OBJECTIVE ->
Looking at the data below, count the lines that contain the string "Sonrası". Write only the total.

==================================================

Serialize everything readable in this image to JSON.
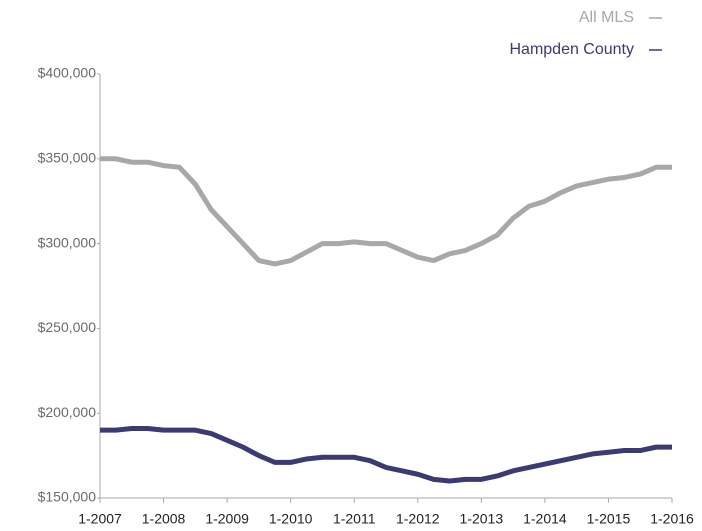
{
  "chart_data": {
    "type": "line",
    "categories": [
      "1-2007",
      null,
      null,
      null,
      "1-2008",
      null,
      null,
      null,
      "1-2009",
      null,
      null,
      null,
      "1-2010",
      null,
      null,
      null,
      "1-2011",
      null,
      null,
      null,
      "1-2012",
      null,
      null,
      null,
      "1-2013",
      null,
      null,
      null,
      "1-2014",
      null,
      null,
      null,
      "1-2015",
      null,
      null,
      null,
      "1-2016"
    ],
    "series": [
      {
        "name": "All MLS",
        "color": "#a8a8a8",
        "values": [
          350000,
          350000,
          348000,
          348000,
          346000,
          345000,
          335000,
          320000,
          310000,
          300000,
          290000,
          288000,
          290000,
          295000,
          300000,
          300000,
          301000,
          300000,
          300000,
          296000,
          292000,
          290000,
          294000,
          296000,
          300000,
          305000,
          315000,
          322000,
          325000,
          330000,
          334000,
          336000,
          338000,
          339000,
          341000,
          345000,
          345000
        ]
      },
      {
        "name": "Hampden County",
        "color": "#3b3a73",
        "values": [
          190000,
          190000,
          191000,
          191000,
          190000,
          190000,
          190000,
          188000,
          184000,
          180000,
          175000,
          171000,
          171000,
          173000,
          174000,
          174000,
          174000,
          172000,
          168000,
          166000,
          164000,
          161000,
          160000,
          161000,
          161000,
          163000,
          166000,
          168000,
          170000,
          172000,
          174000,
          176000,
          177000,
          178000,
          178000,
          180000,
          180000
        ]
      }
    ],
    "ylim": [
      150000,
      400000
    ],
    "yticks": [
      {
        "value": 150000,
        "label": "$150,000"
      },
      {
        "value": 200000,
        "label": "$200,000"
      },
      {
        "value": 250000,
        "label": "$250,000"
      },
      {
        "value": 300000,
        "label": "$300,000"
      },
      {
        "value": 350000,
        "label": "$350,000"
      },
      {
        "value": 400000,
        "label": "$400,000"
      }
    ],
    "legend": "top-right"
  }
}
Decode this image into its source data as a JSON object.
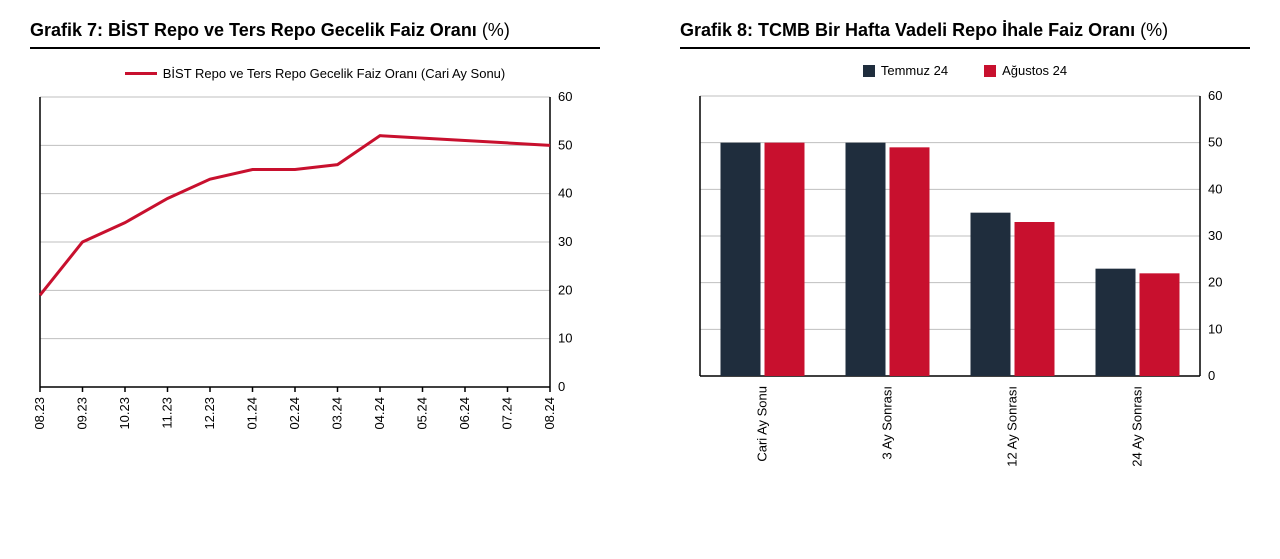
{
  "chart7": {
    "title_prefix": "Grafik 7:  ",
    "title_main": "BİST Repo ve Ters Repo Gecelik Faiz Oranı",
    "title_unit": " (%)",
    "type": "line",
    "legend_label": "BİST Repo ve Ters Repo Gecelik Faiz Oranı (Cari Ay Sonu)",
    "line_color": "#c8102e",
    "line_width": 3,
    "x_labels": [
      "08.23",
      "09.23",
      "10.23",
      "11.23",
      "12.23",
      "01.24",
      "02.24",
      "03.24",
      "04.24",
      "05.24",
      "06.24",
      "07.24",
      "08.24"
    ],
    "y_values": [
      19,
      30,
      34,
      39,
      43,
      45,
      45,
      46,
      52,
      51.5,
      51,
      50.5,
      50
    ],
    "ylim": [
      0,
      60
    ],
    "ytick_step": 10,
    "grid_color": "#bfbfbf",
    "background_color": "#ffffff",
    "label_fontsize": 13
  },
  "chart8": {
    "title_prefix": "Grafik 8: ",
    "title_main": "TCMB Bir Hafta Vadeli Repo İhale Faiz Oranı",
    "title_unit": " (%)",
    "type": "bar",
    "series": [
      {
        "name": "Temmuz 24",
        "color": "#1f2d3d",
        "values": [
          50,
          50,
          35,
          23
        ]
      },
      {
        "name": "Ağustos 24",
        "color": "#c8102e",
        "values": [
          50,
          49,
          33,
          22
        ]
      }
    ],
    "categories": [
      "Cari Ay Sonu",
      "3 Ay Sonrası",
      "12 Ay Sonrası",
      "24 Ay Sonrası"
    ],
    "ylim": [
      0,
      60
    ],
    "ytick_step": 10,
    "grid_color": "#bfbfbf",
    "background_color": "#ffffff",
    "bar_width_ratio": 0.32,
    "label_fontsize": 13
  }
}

==================================================

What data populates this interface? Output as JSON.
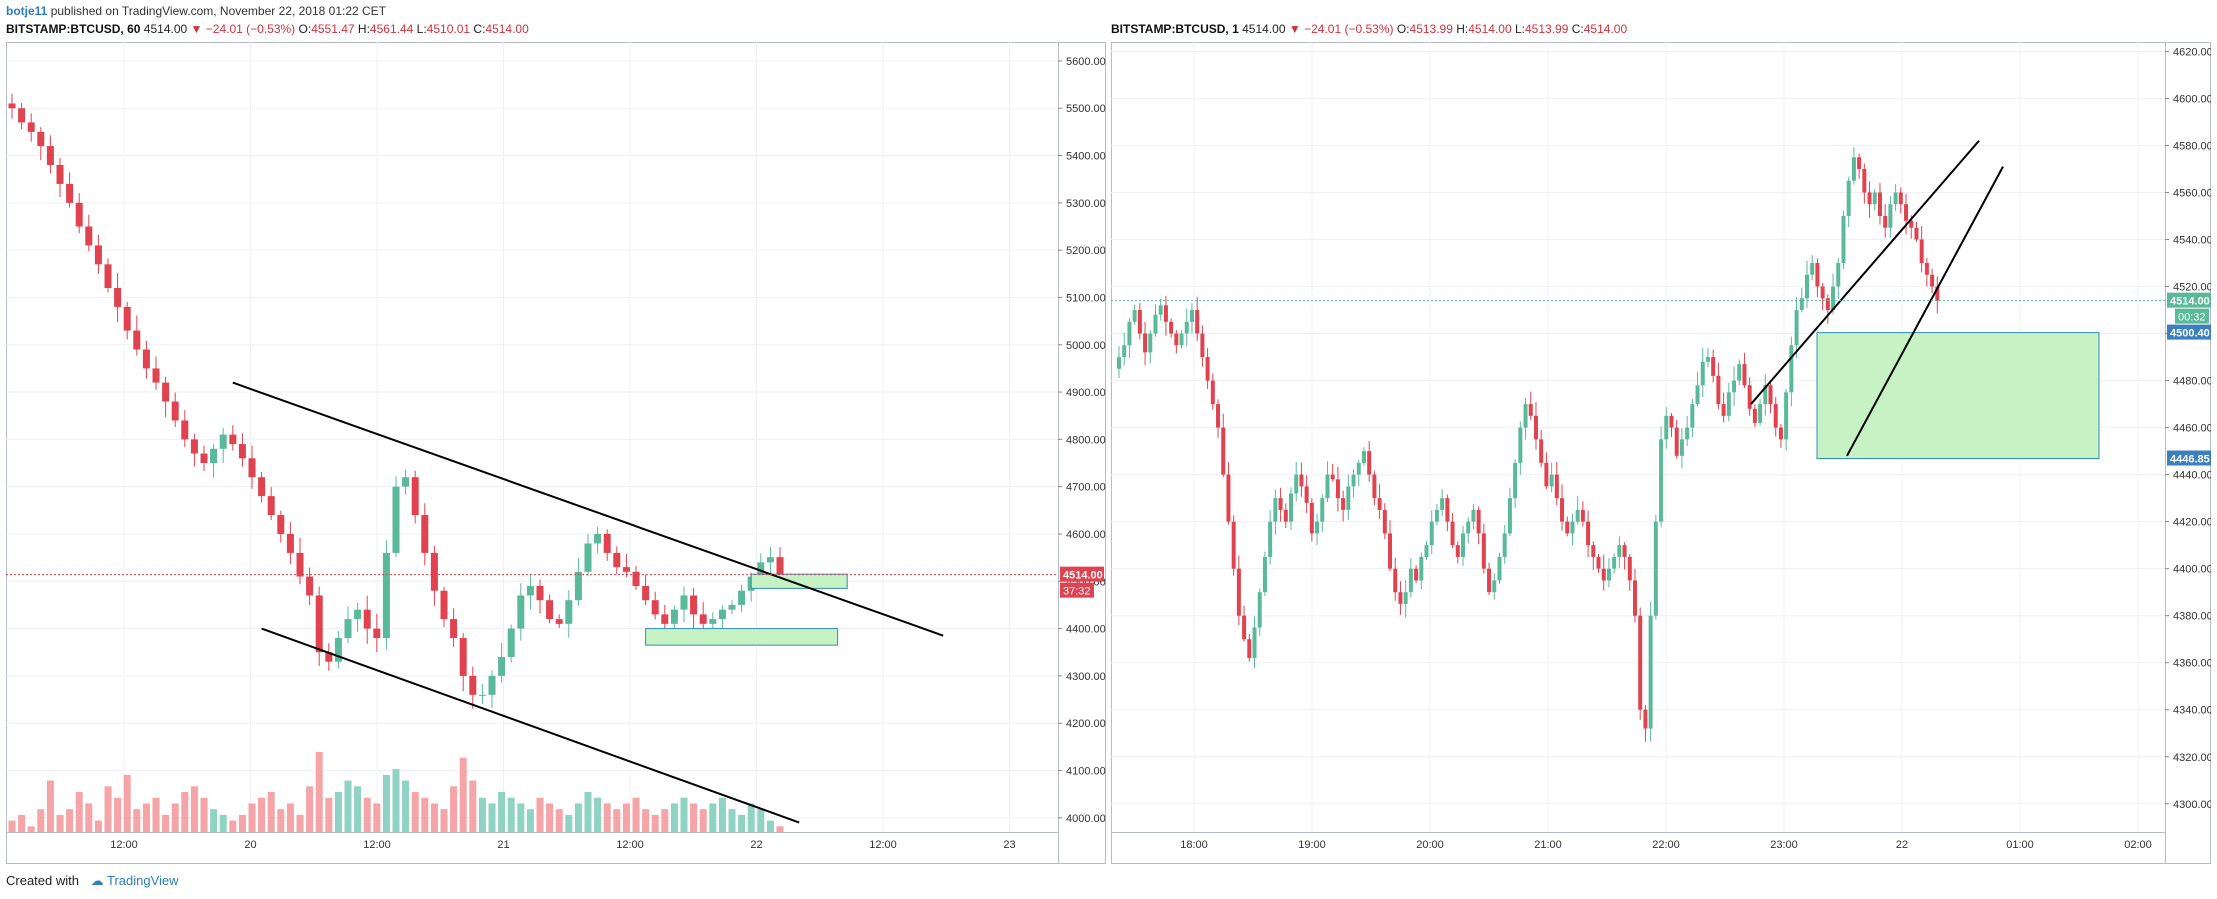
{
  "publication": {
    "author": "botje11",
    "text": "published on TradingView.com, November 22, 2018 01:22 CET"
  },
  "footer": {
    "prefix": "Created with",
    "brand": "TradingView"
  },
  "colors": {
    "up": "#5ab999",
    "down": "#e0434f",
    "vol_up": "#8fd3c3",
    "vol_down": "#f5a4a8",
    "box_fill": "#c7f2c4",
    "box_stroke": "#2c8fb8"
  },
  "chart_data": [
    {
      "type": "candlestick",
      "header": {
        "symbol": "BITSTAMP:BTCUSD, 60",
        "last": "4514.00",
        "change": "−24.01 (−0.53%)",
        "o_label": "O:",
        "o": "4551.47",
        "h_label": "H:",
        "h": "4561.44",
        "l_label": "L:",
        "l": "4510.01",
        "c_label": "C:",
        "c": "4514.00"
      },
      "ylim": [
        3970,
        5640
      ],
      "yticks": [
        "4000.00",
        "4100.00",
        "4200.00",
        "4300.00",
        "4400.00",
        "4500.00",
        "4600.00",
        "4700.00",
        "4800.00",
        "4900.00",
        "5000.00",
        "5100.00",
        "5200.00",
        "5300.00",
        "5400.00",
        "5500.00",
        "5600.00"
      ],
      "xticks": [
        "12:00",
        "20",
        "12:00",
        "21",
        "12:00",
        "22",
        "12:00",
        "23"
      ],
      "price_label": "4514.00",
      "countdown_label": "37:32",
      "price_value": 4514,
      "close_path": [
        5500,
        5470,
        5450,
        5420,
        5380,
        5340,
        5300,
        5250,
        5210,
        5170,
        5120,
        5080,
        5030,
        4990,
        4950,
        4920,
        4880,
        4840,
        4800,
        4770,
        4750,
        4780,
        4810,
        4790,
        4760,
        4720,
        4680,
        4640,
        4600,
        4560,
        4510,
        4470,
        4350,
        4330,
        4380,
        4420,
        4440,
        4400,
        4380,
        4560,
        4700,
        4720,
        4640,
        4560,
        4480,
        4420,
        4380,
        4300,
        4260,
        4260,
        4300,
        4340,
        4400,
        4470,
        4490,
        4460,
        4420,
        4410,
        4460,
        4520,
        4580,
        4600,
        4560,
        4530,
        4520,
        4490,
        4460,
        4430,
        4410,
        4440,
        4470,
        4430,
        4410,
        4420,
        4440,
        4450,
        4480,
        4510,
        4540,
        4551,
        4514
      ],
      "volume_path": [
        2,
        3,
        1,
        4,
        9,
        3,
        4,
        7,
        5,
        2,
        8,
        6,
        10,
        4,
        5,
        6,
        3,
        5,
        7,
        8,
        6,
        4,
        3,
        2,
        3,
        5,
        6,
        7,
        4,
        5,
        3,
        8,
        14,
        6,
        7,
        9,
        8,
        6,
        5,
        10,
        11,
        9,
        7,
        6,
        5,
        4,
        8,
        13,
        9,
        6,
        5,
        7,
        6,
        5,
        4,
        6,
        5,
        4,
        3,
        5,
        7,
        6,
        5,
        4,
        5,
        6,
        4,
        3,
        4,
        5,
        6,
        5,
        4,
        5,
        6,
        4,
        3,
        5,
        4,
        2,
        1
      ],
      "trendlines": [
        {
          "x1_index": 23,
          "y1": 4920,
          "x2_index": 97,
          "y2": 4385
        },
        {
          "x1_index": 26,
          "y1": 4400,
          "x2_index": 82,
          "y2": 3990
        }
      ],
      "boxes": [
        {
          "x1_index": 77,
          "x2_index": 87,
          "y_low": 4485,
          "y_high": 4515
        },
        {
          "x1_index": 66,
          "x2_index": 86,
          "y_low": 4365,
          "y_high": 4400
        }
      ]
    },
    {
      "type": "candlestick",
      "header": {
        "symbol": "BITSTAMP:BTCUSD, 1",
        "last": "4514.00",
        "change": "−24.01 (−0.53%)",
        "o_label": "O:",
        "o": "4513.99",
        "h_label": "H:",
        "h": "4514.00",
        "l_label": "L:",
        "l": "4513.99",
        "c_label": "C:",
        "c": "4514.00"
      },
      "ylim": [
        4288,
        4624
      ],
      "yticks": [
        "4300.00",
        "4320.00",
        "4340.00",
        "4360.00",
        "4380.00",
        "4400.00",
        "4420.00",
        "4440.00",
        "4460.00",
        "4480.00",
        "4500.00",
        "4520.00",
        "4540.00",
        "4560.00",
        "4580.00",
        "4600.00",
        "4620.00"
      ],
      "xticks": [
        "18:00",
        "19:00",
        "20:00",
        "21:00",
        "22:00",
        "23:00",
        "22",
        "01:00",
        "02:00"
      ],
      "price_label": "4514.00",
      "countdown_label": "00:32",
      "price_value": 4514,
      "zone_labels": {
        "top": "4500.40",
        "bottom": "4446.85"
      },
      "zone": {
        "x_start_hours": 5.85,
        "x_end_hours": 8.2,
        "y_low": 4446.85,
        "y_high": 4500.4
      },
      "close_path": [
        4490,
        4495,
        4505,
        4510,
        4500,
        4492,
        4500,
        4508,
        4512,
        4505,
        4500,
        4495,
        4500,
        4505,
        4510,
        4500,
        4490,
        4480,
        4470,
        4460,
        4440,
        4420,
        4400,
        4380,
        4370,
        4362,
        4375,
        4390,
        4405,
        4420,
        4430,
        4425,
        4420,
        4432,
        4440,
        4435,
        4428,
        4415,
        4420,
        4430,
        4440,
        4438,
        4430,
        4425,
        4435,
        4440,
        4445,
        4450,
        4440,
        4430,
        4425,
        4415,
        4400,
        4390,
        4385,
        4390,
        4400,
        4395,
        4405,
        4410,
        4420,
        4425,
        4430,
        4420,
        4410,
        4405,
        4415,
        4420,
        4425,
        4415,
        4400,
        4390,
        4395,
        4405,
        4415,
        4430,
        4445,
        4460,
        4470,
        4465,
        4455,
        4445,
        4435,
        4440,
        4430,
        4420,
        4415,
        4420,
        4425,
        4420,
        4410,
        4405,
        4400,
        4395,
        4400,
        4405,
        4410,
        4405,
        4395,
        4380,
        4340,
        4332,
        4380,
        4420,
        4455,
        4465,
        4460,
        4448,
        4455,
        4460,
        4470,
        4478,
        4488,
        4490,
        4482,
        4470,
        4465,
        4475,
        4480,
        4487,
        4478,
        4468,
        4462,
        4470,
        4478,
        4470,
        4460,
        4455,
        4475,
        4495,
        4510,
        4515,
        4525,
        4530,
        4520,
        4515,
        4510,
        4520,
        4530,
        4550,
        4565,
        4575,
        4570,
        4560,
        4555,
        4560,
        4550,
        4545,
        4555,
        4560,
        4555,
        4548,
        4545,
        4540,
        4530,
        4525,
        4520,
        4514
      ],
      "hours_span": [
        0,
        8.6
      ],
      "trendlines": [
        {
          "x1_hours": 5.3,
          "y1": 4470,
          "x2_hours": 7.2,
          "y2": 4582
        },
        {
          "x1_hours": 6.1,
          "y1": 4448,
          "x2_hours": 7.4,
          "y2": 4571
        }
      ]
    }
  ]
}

==================================================

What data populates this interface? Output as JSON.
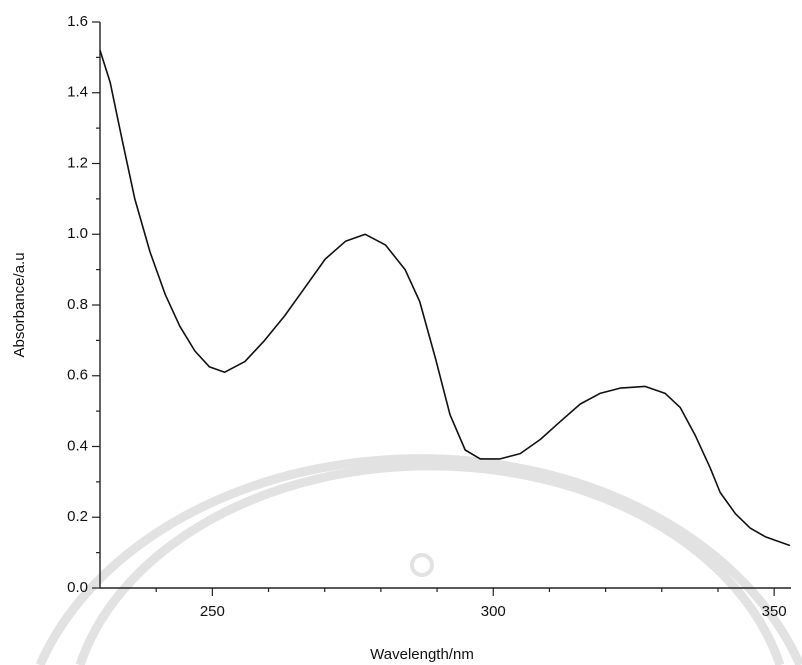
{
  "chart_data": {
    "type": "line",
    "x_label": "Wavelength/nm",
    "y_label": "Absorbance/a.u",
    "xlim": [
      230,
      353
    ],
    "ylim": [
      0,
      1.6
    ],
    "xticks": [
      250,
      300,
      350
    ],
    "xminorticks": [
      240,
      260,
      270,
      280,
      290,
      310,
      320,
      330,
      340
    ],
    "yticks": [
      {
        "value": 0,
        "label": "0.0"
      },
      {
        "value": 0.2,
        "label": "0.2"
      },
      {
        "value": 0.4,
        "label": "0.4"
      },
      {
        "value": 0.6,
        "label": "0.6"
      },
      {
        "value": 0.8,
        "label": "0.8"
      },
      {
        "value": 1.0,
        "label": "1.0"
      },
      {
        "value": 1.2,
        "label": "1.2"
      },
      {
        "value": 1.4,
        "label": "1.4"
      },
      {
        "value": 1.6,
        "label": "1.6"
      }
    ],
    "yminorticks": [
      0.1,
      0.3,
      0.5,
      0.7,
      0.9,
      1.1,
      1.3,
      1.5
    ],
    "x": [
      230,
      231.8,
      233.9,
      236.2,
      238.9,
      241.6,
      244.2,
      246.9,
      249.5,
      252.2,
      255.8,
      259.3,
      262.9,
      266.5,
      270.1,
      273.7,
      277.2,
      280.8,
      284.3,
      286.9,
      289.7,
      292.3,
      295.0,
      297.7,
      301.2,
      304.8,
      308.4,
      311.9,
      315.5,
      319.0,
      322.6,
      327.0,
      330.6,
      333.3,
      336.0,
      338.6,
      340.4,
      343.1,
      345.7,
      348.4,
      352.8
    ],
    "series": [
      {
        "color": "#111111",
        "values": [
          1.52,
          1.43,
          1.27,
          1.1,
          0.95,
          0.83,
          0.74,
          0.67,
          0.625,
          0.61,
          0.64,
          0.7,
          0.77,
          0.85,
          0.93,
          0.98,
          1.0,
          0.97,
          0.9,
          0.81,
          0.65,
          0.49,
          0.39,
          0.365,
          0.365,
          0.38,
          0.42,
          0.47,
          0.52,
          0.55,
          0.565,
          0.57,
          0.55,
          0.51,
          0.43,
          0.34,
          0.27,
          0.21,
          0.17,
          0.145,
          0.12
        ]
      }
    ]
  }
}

==================================================

OUTPUT OF THE EXERCISE ->
3